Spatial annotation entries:

* BEGIN *

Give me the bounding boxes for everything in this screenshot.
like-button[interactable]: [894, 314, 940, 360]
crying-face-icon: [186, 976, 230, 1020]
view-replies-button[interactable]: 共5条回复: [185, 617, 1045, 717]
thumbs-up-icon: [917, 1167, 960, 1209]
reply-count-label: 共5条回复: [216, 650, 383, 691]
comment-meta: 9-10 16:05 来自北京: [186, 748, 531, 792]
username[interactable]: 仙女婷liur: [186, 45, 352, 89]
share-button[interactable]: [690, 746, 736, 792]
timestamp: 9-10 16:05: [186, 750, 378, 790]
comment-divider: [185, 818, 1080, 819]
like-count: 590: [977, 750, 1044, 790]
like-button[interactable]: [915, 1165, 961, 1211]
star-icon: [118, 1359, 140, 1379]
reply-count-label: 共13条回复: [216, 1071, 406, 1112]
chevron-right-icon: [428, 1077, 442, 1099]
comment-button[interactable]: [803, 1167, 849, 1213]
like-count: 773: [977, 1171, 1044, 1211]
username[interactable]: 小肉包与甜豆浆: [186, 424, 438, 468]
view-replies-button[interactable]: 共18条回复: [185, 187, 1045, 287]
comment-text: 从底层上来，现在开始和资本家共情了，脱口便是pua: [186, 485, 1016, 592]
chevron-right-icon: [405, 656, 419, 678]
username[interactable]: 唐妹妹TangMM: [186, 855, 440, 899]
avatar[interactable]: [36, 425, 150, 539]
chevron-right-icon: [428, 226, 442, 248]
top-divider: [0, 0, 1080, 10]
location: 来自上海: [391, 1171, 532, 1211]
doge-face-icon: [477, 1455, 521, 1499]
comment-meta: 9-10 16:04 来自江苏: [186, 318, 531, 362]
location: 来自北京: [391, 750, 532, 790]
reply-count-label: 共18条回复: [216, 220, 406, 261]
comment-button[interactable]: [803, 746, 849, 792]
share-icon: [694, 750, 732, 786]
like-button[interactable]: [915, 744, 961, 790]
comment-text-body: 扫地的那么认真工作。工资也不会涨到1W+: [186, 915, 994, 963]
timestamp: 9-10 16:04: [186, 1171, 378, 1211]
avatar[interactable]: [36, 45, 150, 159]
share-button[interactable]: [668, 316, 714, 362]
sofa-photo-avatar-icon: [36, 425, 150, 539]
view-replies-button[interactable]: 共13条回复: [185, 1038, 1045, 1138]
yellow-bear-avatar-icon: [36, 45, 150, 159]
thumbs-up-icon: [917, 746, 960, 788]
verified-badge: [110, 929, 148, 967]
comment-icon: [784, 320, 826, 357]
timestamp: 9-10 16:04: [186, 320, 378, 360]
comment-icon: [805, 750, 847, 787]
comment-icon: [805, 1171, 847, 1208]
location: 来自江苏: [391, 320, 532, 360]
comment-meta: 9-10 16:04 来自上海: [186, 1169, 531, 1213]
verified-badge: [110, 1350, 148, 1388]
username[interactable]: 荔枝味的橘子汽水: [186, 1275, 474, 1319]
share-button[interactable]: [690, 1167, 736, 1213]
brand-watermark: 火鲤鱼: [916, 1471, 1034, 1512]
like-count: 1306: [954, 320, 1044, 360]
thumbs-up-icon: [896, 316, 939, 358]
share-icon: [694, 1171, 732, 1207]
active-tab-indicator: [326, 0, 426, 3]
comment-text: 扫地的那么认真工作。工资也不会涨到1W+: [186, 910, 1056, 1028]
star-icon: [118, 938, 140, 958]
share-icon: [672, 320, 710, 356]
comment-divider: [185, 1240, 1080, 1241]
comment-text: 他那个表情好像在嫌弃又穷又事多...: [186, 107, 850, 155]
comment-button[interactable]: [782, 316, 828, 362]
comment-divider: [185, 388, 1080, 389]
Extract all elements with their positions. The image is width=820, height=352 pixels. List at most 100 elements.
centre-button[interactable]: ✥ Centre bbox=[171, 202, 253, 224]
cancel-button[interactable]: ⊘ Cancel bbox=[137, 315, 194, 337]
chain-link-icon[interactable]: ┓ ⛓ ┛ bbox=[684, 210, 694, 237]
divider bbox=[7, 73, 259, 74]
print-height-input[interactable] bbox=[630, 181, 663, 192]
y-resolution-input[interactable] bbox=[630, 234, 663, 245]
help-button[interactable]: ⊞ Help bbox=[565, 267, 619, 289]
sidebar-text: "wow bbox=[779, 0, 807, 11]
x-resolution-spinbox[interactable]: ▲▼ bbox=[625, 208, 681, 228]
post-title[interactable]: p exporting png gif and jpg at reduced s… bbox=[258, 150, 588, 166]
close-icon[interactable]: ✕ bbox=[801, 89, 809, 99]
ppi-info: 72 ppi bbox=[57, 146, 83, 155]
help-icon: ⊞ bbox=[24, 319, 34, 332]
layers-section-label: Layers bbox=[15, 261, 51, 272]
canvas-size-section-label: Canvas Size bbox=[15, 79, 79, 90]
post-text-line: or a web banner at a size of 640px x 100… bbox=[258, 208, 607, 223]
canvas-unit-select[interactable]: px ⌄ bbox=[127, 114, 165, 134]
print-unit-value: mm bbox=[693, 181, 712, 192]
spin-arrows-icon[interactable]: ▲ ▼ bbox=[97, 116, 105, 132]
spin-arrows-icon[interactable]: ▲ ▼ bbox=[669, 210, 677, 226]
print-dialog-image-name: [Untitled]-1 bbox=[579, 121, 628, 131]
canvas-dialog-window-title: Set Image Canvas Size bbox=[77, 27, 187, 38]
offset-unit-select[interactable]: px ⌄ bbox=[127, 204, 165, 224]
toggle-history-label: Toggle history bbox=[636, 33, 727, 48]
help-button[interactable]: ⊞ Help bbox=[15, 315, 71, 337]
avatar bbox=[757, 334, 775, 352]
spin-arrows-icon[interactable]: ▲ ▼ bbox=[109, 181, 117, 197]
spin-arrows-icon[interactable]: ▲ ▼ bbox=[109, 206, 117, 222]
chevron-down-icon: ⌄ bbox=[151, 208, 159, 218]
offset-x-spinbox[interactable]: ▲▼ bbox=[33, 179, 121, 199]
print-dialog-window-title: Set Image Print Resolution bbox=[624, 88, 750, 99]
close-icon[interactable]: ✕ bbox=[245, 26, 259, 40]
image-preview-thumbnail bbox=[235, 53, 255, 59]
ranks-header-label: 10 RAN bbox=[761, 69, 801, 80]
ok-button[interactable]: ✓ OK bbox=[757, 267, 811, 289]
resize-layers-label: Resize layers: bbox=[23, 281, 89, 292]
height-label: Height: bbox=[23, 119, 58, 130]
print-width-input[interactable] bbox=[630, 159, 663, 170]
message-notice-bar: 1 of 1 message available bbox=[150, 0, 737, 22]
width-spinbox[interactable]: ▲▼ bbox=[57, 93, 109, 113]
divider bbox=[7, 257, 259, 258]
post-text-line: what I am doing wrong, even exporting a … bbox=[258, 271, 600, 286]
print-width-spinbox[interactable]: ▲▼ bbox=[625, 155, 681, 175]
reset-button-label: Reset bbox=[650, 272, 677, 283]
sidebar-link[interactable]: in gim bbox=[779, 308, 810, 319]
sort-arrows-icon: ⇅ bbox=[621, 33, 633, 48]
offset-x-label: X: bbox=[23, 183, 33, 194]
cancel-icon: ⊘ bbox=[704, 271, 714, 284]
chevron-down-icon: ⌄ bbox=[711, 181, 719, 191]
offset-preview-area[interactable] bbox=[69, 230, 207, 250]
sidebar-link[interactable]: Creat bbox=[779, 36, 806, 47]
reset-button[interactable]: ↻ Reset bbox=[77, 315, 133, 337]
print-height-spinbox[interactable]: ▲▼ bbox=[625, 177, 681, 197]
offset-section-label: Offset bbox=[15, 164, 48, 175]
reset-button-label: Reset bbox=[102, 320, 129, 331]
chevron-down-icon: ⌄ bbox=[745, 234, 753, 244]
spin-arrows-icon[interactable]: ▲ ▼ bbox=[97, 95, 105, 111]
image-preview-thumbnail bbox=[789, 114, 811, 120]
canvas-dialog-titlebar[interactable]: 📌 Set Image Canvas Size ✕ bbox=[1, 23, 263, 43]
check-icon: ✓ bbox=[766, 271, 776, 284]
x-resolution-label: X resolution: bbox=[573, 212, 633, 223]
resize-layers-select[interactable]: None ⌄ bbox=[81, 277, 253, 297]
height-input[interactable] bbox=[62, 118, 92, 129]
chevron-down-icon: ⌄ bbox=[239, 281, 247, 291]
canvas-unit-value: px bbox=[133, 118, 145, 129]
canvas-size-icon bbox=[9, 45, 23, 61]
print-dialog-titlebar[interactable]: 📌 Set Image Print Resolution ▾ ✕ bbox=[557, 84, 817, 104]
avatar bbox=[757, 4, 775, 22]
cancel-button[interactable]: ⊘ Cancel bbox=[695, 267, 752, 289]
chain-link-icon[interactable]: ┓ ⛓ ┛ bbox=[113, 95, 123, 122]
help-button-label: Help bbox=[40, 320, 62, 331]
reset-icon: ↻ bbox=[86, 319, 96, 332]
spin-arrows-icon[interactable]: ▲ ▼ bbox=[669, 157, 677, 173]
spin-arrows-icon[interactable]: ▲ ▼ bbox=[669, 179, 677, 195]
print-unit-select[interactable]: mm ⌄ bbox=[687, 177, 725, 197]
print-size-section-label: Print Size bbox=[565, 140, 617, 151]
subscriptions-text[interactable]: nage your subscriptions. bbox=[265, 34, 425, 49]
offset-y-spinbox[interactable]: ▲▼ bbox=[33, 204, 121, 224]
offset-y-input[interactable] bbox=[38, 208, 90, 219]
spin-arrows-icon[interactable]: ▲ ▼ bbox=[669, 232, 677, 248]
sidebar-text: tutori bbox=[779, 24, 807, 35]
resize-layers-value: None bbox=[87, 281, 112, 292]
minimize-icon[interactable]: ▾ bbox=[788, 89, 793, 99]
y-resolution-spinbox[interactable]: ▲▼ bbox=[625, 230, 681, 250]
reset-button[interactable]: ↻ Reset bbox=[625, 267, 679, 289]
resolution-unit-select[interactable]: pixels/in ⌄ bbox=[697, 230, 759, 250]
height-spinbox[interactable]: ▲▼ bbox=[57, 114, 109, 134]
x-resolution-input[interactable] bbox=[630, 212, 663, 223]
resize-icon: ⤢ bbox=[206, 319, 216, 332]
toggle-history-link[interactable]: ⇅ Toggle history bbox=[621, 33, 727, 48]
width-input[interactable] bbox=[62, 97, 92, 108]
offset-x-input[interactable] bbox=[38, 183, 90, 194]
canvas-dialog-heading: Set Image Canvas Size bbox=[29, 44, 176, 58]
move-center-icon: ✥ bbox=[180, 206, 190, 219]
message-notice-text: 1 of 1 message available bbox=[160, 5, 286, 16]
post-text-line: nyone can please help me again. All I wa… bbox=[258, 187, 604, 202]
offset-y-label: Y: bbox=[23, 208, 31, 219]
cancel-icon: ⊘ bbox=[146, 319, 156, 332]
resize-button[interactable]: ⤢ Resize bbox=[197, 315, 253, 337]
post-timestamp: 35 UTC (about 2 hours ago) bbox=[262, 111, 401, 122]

* END *

Extract every row above that contains the string "face", and reproduce each one in full.

EXERCISE RESULT:
crying-face-icon: [186, 976, 230, 1020]
doge-face-icon: [477, 1455, 521, 1499]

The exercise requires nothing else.